Records for the exercise:

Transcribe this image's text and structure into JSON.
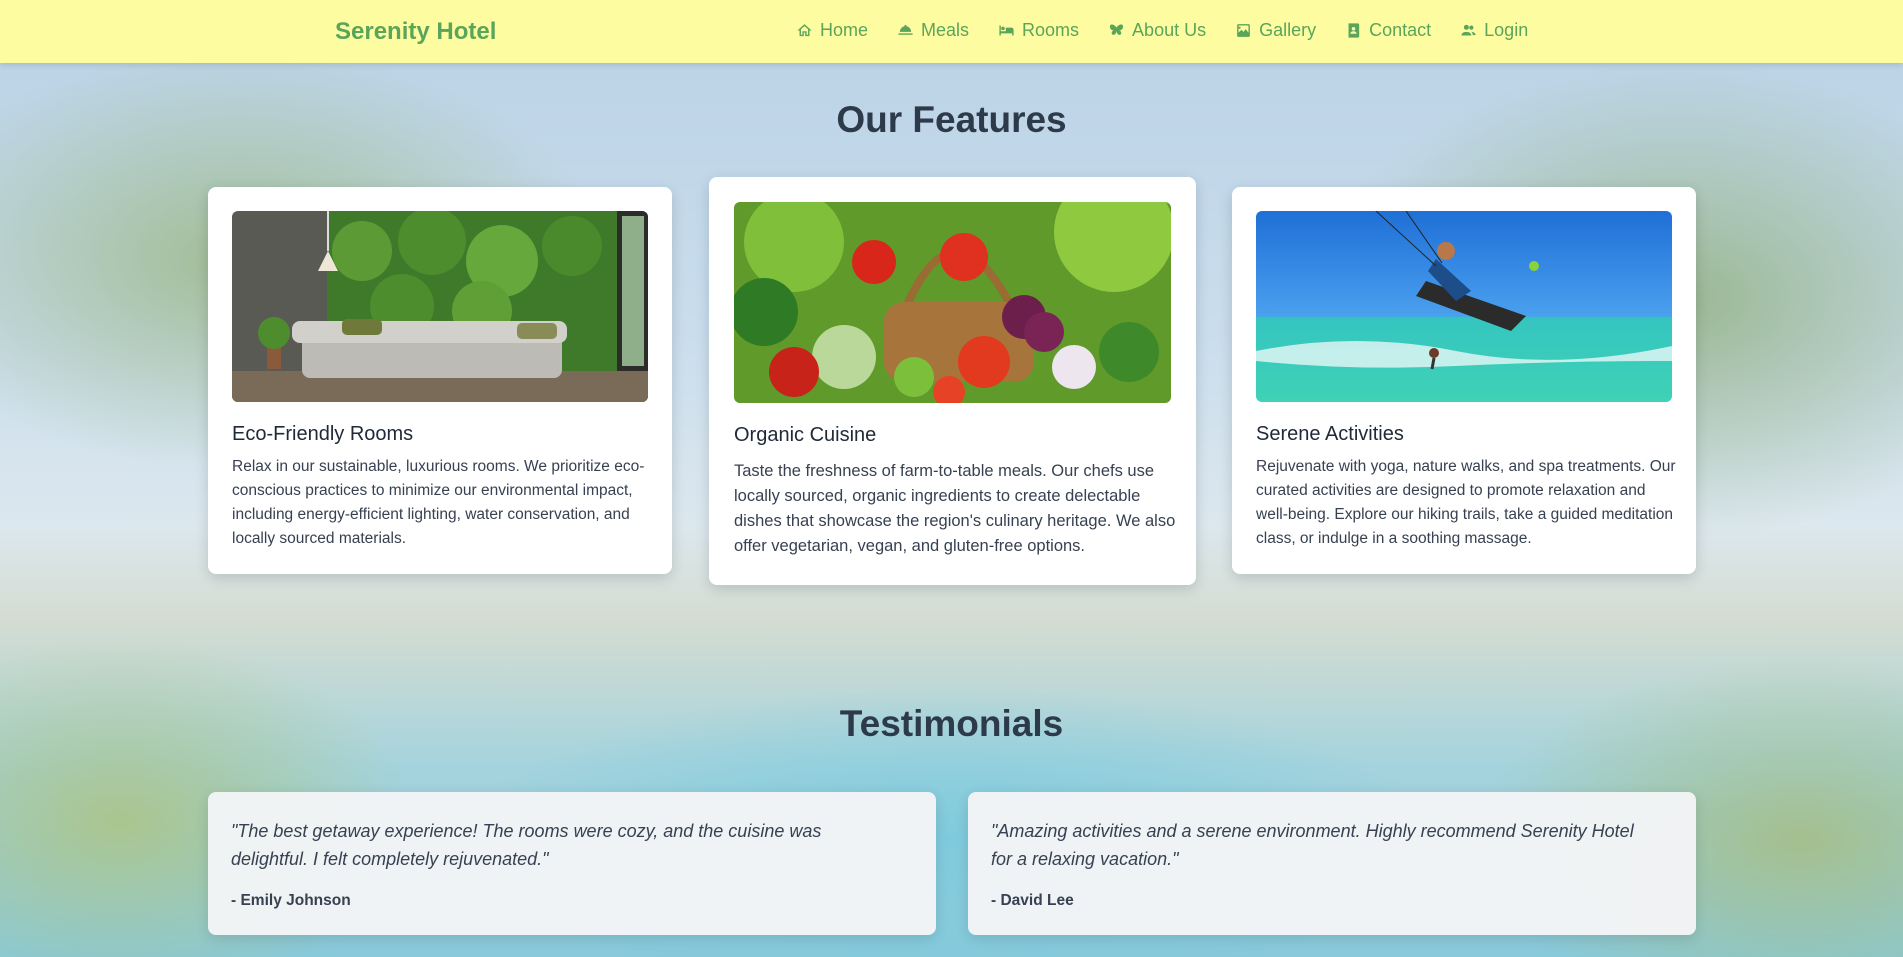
{
  "brand": "Serenity Hotel",
  "nav": [
    {
      "label": "Home",
      "icon": "home-icon"
    },
    {
      "label": "Meals",
      "icon": "cloche-icon"
    },
    {
      "label": "Rooms",
      "icon": "bed-icon"
    },
    {
      "label": "About Us",
      "icon": "butterfly-icon"
    },
    {
      "label": "Gallery",
      "icon": "images-icon"
    },
    {
      "label": "Contact",
      "icon": "contact-book-icon"
    },
    {
      "label": "Login",
      "icon": "users-icon"
    }
  ],
  "features": {
    "title": "Our Features",
    "cards": [
      {
        "title": "Eco-Friendly Rooms",
        "text": "Relax in our sustainable, luxurious rooms. We prioritize eco-conscious practices to minimize our environmental impact, including energy-efficient lighting, water conservation, and locally sourced materials."
      },
      {
        "title": "Organic Cuisine",
        "text": "Taste the freshness of farm-to-table meals. Our chefs use locally sourced, organic ingredients to create delectable dishes that showcase the region's culinary heritage. We also offer vegetarian, vegan, and gluten-free options."
      },
      {
        "title": "Serene Activities",
        "text": "Rejuvenate with yoga, nature walks, and spa treatments. Our curated activities are designed to promote relaxation and well-being. Explore our hiking trails, take a guided meditation class, or indulge in a soothing massage."
      }
    ]
  },
  "testimonials": {
    "title": "Testimonials",
    "items": [
      {
        "quote": "\"The best getaway experience! The rooms were cozy, and the cuisine was delightful. I felt completely rejuvenated.\"",
        "author": "- Emily Johnson"
      },
      {
        "quote": "\"Amazing activities and a serene environment. Highly recommend Serenity Hotel for a relaxing vacation.\"",
        "author": "- David Lee"
      }
    ]
  },
  "colors": {
    "navbar_bg": "#fefca0",
    "brand_green": "#5aa55a",
    "heading": "#2d3a4a"
  }
}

Exercise details:
Lines containing the word "sourced" are to be tallied; report only the total.

Output for this task:
2